%%

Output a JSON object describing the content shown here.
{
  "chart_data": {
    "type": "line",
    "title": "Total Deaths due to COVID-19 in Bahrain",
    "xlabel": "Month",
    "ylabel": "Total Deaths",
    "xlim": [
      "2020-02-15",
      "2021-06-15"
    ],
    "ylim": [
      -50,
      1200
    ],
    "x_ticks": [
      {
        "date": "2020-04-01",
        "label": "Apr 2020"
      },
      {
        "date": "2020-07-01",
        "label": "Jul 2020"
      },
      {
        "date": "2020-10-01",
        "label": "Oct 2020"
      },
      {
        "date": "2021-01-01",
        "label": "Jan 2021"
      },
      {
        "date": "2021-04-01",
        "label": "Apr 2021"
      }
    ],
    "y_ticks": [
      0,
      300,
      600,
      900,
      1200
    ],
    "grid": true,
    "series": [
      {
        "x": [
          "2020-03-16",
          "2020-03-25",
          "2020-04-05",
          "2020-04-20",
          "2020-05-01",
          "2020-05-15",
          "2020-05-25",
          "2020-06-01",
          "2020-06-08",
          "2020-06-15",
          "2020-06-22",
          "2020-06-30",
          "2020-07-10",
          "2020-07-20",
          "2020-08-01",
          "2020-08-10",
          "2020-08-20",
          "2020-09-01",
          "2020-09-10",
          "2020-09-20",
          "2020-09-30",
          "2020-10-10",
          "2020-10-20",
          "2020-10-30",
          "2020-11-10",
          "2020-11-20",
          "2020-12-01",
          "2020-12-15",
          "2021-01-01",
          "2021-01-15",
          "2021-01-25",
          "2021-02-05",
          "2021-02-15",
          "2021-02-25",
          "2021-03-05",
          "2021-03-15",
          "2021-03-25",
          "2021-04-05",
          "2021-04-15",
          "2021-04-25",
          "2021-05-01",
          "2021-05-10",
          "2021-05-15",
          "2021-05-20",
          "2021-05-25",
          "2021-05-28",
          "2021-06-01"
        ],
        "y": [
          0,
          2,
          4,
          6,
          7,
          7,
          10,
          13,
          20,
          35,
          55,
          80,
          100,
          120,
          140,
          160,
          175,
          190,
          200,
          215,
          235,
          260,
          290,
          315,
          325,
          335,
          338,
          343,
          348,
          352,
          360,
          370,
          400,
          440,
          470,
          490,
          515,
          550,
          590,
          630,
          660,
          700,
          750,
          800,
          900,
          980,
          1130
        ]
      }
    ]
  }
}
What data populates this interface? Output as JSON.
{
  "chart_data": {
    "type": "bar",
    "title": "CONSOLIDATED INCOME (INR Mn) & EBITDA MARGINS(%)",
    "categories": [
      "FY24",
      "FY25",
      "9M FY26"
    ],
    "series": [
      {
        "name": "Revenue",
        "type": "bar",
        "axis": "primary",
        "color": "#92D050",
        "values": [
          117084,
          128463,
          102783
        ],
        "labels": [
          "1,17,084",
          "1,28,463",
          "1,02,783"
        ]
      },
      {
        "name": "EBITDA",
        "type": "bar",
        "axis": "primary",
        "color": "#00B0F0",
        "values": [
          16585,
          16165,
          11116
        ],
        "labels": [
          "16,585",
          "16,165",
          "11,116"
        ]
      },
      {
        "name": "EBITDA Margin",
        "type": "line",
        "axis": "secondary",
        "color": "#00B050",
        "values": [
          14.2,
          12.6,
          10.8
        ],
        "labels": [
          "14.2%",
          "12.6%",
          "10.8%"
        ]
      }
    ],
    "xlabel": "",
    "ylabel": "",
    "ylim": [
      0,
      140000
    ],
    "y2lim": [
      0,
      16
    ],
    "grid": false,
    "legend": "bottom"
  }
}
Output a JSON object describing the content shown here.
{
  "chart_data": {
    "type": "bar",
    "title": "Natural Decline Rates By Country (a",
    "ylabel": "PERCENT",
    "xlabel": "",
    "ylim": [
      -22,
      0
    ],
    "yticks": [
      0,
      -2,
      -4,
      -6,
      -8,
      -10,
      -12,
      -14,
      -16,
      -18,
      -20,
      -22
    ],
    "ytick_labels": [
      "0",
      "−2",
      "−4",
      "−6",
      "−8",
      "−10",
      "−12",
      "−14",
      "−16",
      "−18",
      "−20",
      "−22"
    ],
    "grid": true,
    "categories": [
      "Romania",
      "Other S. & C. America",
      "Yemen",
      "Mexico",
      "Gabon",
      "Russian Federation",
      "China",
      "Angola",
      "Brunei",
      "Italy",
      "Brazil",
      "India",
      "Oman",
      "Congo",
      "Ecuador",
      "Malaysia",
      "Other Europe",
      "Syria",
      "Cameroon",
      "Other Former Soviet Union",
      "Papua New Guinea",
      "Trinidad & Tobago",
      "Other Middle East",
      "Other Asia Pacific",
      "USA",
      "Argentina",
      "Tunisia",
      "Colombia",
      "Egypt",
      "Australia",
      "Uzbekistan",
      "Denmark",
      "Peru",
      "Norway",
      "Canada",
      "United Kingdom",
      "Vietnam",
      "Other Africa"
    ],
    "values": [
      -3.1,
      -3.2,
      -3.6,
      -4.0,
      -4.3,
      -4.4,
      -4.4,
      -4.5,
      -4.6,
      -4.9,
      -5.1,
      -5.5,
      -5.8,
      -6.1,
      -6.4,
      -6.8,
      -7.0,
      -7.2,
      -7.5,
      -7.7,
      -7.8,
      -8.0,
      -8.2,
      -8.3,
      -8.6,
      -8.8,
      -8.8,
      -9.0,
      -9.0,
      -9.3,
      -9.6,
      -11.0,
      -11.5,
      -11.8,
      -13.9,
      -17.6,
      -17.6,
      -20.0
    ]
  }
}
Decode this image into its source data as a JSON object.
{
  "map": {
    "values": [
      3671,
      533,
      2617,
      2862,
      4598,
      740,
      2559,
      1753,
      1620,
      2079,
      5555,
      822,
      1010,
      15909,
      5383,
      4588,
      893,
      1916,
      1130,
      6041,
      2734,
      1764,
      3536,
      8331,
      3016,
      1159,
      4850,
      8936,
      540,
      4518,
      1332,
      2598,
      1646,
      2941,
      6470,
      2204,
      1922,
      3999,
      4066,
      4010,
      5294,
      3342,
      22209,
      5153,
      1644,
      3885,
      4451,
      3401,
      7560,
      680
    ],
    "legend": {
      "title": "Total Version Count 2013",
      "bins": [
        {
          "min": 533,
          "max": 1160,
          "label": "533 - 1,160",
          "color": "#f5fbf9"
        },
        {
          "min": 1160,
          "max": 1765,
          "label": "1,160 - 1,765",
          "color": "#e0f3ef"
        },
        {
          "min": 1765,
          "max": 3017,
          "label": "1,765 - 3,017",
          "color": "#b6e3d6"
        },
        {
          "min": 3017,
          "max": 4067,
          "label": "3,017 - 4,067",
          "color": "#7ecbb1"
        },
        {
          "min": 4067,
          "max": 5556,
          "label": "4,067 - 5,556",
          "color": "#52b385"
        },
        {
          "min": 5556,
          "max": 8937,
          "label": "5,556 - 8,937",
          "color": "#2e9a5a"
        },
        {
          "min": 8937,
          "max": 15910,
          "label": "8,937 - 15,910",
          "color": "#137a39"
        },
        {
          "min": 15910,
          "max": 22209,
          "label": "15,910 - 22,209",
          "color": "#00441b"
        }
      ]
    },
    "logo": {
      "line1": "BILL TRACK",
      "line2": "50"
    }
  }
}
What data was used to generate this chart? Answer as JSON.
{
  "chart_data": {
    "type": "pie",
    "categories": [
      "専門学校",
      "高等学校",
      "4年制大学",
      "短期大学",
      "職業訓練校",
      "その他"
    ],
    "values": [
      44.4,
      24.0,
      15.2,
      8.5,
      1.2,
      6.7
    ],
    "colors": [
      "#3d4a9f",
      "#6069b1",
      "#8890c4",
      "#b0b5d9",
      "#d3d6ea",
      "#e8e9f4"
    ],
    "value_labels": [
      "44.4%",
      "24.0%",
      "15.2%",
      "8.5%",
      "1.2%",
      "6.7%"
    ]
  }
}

%%

What the task asks:
The lines to reproduce run from the line containing "What data was" to the end of the listing; write them out exactly and add nothing.

Solved exercise:
What data was used to generate this chart? Answer as JSON.
{
  "chart_data": {
    "type": "pie",
    "categories": [
      "専門学校",
      "高等学校",
      "4年制大学",
      "短期大学",
      "職業訓練校",
      "その他"
    ],
    "values": [
      44.4,
      24.0,
      15.2,
      8.5,
      1.2,
      6.7
    ],
    "colors": [
      "#3d4a9f",
      "#6069b1",
      "#8890c4",
      "#b0b5d9",
      "#d3d6ea",
      "#e8e9f4"
    ],
    "value_labels": [
      "44.4%",
      "24.0%",
      "15.2%",
      "8.5%",
      "1.2%",
      "6.7%"
    ]
  }
}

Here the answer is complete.